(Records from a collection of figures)
※ ※ ※
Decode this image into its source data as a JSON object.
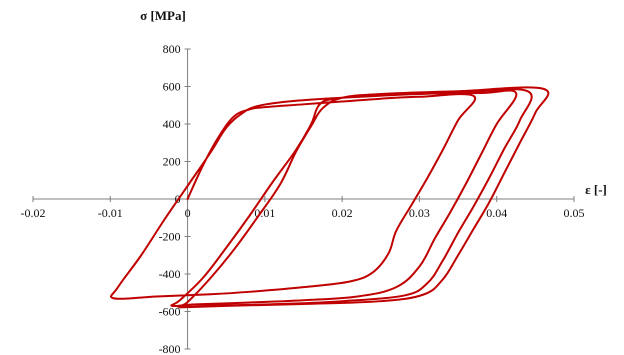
{
  "chart_data": {
    "type": "line",
    "title": "",
    "xlabel": "ε [-]",
    "ylabel": "σ [MPa]",
    "xlim": [
      -0.02,
      0.05
    ],
    "ylim": [
      -800,
      800
    ],
    "x_ticks": [
      -0.02,
      -0.01,
      0,
      0.01,
      0.02,
      0.03,
      0.04,
      0.05
    ],
    "y_ticks": [
      -800,
      -600,
      -400,
      -200,
      0,
      200,
      400,
      600,
      800
    ],
    "x_tick_labels": [
      "-0.02",
      "-0.01",
      "0",
      "0.01",
      "0.02",
      "0.03",
      "0.04",
      "0.05"
    ],
    "y_tick_labels": [
      "-800",
      "-600",
      "-400",
      "-200",
      "0",
      "200",
      "400",
      "600",
      "800"
    ],
    "grid": false,
    "legend": "none",
    "line_color": "#c00000",
    "series": [
      {
        "values": [
          [
            0,
            0
          ],
          [
            0.002,
            180
          ],
          [
            0.004,
            330
          ],
          [
            0.006,
            440
          ],
          [
            0.008,
            478
          ],
          [
            0.01,
            490
          ],
          [
            0.015,
            505
          ],
          [
            0.02,
            520
          ],
          [
            0.025,
            535
          ],
          [
            0.03,
            545
          ],
          [
            0.037,
            550
          ],
          [
            0.035,
            420
          ],
          [
            0.033,
            260
          ],
          [
            0.031,
            110
          ],
          [
            0.029,
            -30
          ],
          [
            0.027,
            -170
          ],
          [
            0.026,
            -290
          ],
          [
            0.024,
            -390
          ],
          [
            0.021,
            -440
          ],
          [
            0.015,
            -470
          ],
          [
            0.008,
            -495
          ],
          [
            0.003,
            -508
          ],
          [
            -0.004,
            -520
          ],
          [
            -0.0095,
            -530
          ],
          [
            -0.009,
            -470
          ],
          [
            -0.006,
            -300
          ],
          [
            -0.003,
            -110
          ],
          [
            0,
            70
          ],
          [
            0.003,
            250
          ],
          [
            0.005,
            380
          ],
          [
            0.007,
            455
          ],
          [
            0.009,
            495
          ],
          [
            0.013,
            520
          ],
          [
            0.02,
            540
          ],
          [
            0.03,
            560
          ],
          [
            0.038,
            565
          ],
          [
            0.0425,
            565
          ],
          [
            0.04,
            400
          ],
          [
            0.038,
            240
          ],
          [
            0.036,
            80
          ],
          [
            0.034,
            -70
          ],
          [
            0.032,
            -210
          ],
          [
            0.03,
            -360
          ],
          [
            0.027,
            -470
          ],
          [
            0.022,
            -520
          ],
          [
            0.015,
            -540
          ],
          [
            0.008,
            -552
          ],
          [
            0.001,
            -562
          ],
          [
            -0.002,
            -570
          ],
          [
            -0.001,
            -540
          ],
          [
            0.002,
            -420
          ],
          [
            0.005,
            -260
          ],
          [
            0.008,
            -90
          ],
          [
            0.011,
            90
          ],
          [
            0.014,
            260
          ],
          [
            0.016,
            400
          ],
          [
            0.017,
            500
          ],
          [
            0.019,
            535
          ],
          [
            0.025,
            555
          ],
          [
            0.035,
            568
          ],
          [
            0.044,
            575
          ],
          [
            0.043,
            420
          ],
          [
            0.041,
            270
          ],
          [
            0.039,
            110
          ],
          [
            0.037,
            -40
          ],
          [
            0.035,
            -180
          ],
          [
            0.033,
            -330
          ],
          [
            0.031,
            -450
          ],
          [
            0.028,
            -515
          ],
          [
            0.02,
            -545
          ],
          [
            0.012,
            -560
          ],
          [
            0.004,
            -568
          ],
          [
            -0.001,
            -575
          ],
          [
            0,
            -550
          ],
          [
            0.003,
            -420
          ],
          [
            0.006,
            -270
          ],
          [
            0.009,
            -100
          ],
          [
            0.012,
            80
          ],
          [
            0.014,
            250
          ],
          [
            0.016,
            390
          ],
          [
            0.0175,
            485
          ],
          [
            0.02,
            540
          ],
          [
            0.025,
            560
          ],
          [
            0.035,
            575
          ],
          [
            0.046,
            588
          ],
          [
            0.045,
            460
          ],
          [
            0.043,
            300
          ],
          [
            0.041,
            140
          ],
          [
            0.039,
            -20
          ],
          [
            0.037,
            -160
          ],
          [
            0.035,
            -300
          ],
          [
            0.033,
            -430
          ],
          [
            0.0305,
            -510
          ],
          [
            0.025,
            -545
          ],
          [
            0.015,
            -560
          ],
          [
            0.005,
            -570
          ],
          [
            -0.001,
            -578
          ]
        ]
      }
    ]
  }
}
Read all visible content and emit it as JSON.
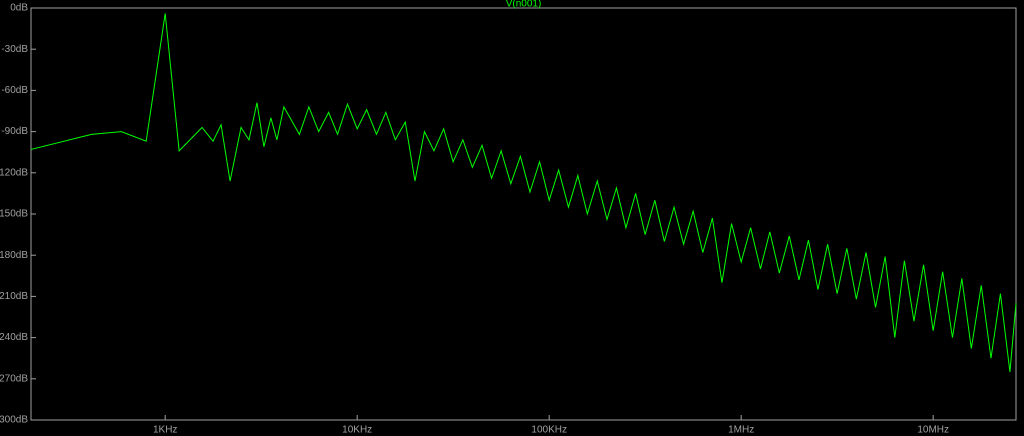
{
  "chart_data": {
    "type": "line",
    "xscale": "log",
    "background": "#000000",
    "axis_color": "#a0a0a0",
    "x": [
      200,
      413,
      591,
      796,
      1000,
      1182,
      1556,
      1775,
      1954,
      2177,
      2483,
      2731,
      3006,
      3267,
      3553,
      3817,
      4150,
      5000,
      5600,
      6300,
      7100,
      7900,
      8900,
      10000,
      11200,
      12600,
      14100,
      15800,
      17800,
      20000,
      22400,
      25100,
      28200,
      31600,
      35500,
      39800,
      44700,
      50100,
      56200,
      63100,
      70800,
      79400,
      89100,
      100000,
      112000,
      126000,
      141000,
      158000,
      178000,
      200000,
      224000,
      251000,
      282000,
      316000,
      355000,
      398000,
      447000,
      501000,
      562000,
      631000,
      708000,
      794000,
      891000,
      1000000,
      1120000,
      1260000,
      1410000,
      1580000,
      1780000,
      2000000,
      2240000,
      2510000,
      2820000,
      3160000,
      3550000,
      3980000,
      4470000,
      5010000,
      5620000,
      6310000,
      7080000,
      7940000,
      8910000,
      10000000,
      11200000,
      12600000,
      14100000,
      15800000,
      17800000,
      20000000,
      22400000,
      25100000,
      27000000
    ],
    "series": [
      {
        "name": "V(n001)",
        "color": "#00ff00",
        "values": [
          -103,
          -92,
          -90,
          -97,
          -4,
          -104,
          -87,
          -97,
          -85,
          -126,
          -87,
          -96,
          -69,
          -101,
          -80,
          -96,
          -72,
          -92,
          -72,
          -90,
          -76,
          -92,
          -70,
          -88,
          -74,
          -92,
          -76,
          -96,
          -83,
          -126,
          -90,
          -104,
          -88,
          -112,
          -96,
          -116,
          -100,
          -124,
          -104,
          -128,
          -108,
          -134,
          -112,
          -140,
          -118,
          -145,
          -122,
          -150,
          -126,
          -154,
          -131,
          -160,
          -135,
          -165,
          -140,
          -170,
          -145,
          -172,
          -148,
          -178,
          -153,
          -200,
          -157,
          -185,
          -160,
          -190,
          -163,
          -193,
          -166,
          -198,
          -169,
          -205,
          -172,
          -208,
          -175,
          -212,
          -178,
          -218,
          -181,
          -240,
          -184,
          -228,
          -187,
          -235,
          -192,
          -240,
          -197,
          -248,
          -202,
          -255,
          -208,
          -265,
          -215
        ]
      }
    ],
    "xlim": [
      200,
      27000000
    ],
    "xticks": [
      {
        "value": 1000,
        "label": "1KHz"
      },
      {
        "value": 10000,
        "label": "10KHz"
      },
      {
        "value": 100000,
        "label": "100KHz"
      },
      {
        "value": 1000000,
        "label": "1MHz"
      },
      {
        "value": 10000000,
        "label": "10MHz"
      }
    ],
    "ylim": [
      -300,
      0
    ],
    "yticks": [
      {
        "value": 0,
        "label": "0dB"
      },
      {
        "value": -30,
        "label": "-30dB"
      },
      {
        "value": -60,
        "label": "-60dB"
      },
      {
        "value": -90,
        "label": "-90dB"
      },
      {
        "value": -120,
        "label": "-120dB"
      },
      {
        "value": -150,
        "label": "-150dB"
      },
      {
        "value": -180,
        "label": "-180dB"
      },
      {
        "value": -210,
        "label": "-210dB"
      },
      {
        "value": -240,
        "label": "-240dB"
      },
      {
        "value": -270,
        "label": "-270dB"
      },
      {
        "value": -300,
        "label": "-300dB"
      }
    ]
  }
}
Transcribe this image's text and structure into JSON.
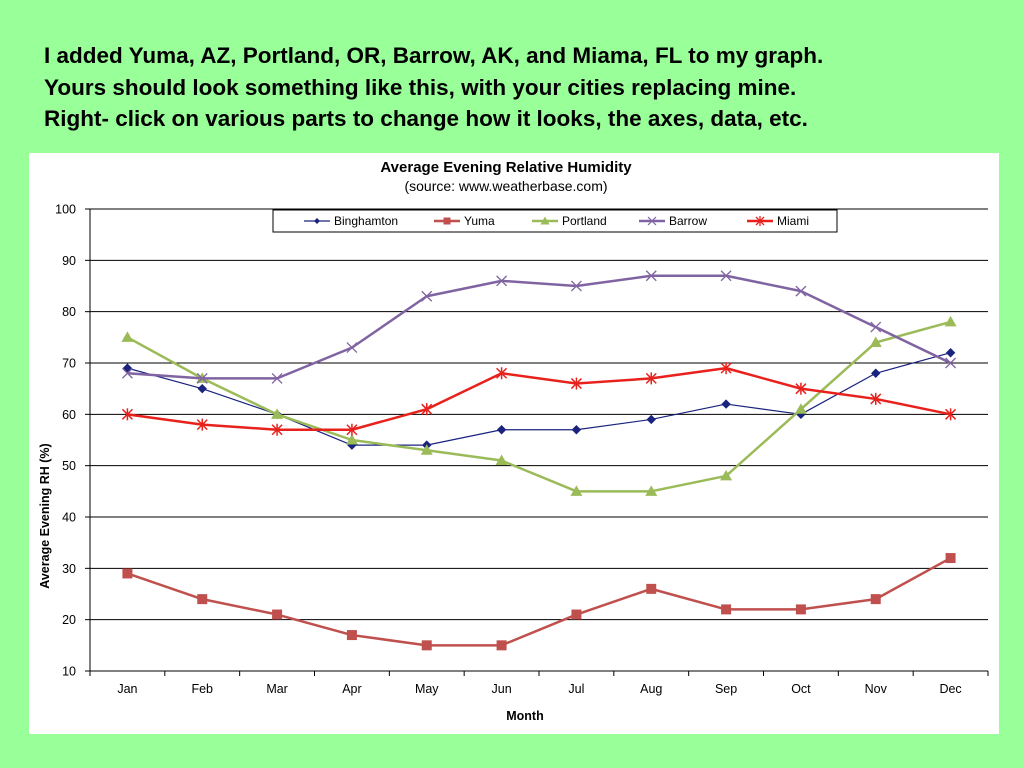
{
  "slide": {
    "lines": [
      "I added Yuma, AZ, Portland, OR, Barrow, AK, and Miama, FL to my graph.",
      "Yours should look something like this, with your cities replacing mine.",
      "Right- click on various parts to change how it looks, the axes, data, etc."
    ]
  },
  "chart_data": {
    "type": "line",
    "title": "Average Evening  Relative Humidity",
    "subtitle": "(source:  www.weatherbase.com)",
    "xlabel": "Month",
    "ylabel": "Average Evening RH (%)",
    "ylim": [
      10,
      100
    ],
    "yticks": [
      10,
      20,
      30,
      40,
      50,
      60,
      70,
      80,
      90,
      100
    ],
    "grid": true,
    "legend_position": "top",
    "categories": [
      "Jan",
      "Feb",
      "Mar",
      "Apr",
      "May",
      "Jun",
      "Jul",
      "Aug",
      "Sep",
      "Oct",
      "Nov",
      "Dec"
    ],
    "series": [
      {
        "name": "Binghamton",
        "color": "#1a237e",
        "marker": "diamond",
        "values": [
          69,
          65,
          60,
          54,
          54,
          57,
          57,
          59,
          62,
          60,
          68,
          72
        ]
      },
      {
        "name": "Yuma",
        "color": "#c0504d",
        "marker": "square",
        "values": [
          29,
          24,
          21,
          17,
          15,
          15,
          21,
          26,
          22,
          22,
          24,
          32
        ]
      },
      {
        "name": "Portland",
        "color": "#9bbb59",
        "marker": "triangle",
        "values": [
          75,
          67,
          60,
          55,
          53,
          51,
          45,
          45,
          48,
          61,
          74,
          78
        ]
      },
      {
        "name": "Barrow",
        "color": "#8064a2",
        "marker": "x",
        "values": [
          68,
          67,
          67,
          73,
          83,
          86,
          85,
          87,
          87,
          84,
          77,
          70
        ]
      },
      {
        "name": "Miami",
        "color": "#e8211c",
        "marker": "star",
        "values": [
          60,
          58,
          57,
          57,
          61,
          68,
          66,
          67,
          69,
          65,
          63,
          60
        ]
      }
    ]
  }
}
※ ※ ※
» Task details
Each line holding the word "image" counts once; report the total and nothing else.

» Task output
2